• [과제]:
발췌 본문의 phase1-interface 설정에서 dhgrp 값은 무엇인가?

• [발췌 본문]:
══════
IKEv2 Dial-up IPsec VPN에서 RADIUS 서버를 통한 사용자별 고정 IP 할당

FortiGate와 FortiAuthenticator RADIUS 연동 방법은 아래 링크를 참조

 

[ https://ebt-forti.tistory.com/1129 ]

 

IKEv2 Dial-up IPsec VPN의 설정은 다음과 같다.

config vpn ipsec phase1-interface
    edit "Test"
        set type dynamic
        set interface "wan1"
        set ike-version 2
        set peertype any
        set net-device disable
        set mode-cfg enable
        set proposal aes128-sha256
        set dpd on-idle
        set dhgrp 14
        set eap enable
        set eap-identity send-request
        set authusrgrp "ete"
══════
• [주어진 자료]:
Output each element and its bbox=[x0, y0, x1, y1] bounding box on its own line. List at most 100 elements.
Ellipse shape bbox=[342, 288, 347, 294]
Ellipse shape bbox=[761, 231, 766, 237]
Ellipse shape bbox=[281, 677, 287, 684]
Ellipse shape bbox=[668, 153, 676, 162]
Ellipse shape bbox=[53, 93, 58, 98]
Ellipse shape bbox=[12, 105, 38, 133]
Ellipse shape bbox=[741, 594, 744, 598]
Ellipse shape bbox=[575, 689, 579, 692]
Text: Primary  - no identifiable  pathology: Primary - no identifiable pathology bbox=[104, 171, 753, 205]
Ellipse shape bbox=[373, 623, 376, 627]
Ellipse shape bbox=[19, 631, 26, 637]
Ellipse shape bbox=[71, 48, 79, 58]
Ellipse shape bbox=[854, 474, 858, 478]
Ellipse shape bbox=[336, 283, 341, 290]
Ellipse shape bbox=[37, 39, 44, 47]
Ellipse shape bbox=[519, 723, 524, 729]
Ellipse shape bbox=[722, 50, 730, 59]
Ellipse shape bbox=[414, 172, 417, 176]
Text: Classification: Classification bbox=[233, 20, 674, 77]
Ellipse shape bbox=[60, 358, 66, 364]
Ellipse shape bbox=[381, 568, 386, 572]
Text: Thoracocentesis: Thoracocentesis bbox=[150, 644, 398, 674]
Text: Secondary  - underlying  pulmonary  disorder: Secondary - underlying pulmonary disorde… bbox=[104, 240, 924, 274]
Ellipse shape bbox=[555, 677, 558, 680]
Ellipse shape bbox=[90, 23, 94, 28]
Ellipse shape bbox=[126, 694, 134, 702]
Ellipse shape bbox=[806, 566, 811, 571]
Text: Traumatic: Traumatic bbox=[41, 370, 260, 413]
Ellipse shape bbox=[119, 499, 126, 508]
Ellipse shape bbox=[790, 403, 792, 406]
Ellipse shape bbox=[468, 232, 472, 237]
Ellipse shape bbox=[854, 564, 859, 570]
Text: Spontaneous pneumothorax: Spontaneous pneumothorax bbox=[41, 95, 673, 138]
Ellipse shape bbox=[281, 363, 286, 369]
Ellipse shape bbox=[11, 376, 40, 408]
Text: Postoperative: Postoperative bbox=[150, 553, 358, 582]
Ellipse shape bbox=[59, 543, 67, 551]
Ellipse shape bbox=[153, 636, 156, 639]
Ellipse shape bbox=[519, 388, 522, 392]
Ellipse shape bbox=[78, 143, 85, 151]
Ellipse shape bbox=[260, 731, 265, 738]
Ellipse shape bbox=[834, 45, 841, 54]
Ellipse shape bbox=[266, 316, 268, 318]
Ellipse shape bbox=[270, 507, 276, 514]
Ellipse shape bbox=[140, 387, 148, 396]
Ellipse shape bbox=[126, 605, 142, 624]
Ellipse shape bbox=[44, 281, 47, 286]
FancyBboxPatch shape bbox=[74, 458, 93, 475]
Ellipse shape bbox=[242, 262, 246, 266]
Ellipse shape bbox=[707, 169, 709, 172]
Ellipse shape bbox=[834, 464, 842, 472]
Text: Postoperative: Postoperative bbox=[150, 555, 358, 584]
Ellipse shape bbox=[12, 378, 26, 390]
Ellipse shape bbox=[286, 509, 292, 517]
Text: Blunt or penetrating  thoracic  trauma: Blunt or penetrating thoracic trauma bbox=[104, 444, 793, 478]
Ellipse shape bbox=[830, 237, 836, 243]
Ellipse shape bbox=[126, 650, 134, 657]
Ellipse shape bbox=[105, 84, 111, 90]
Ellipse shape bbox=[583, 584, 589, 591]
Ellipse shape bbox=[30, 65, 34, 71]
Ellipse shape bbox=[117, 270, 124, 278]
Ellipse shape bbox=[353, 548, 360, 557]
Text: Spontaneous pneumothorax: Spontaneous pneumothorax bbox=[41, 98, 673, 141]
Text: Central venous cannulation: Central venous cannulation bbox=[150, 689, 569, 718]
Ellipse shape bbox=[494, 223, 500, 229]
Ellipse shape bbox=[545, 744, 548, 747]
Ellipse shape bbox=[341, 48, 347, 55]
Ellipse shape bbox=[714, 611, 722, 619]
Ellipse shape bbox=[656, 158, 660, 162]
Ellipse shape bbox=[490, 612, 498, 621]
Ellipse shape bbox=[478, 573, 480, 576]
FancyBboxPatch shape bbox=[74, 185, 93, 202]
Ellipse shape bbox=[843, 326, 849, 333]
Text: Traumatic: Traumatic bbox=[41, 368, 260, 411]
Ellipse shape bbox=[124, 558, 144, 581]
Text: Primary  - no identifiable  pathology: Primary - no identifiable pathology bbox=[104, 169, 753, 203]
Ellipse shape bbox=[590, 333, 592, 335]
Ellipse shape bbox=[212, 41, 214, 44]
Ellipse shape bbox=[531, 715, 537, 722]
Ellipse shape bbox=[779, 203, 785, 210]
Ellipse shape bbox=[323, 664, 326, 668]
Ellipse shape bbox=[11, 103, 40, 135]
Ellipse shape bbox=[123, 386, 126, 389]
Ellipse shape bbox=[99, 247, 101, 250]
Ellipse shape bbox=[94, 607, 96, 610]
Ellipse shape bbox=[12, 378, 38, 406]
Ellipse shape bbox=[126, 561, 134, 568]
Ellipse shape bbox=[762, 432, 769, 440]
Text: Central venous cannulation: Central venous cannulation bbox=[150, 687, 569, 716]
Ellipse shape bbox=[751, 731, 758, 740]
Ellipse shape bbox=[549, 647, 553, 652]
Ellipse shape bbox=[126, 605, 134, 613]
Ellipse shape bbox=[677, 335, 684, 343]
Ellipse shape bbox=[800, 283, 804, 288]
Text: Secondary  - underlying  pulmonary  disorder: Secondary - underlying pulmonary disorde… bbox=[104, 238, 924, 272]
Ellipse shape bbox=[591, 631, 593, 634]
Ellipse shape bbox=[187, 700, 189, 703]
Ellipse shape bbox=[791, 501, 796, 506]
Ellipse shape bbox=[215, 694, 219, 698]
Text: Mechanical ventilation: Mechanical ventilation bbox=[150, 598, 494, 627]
══════
• [과제 풀이]:
14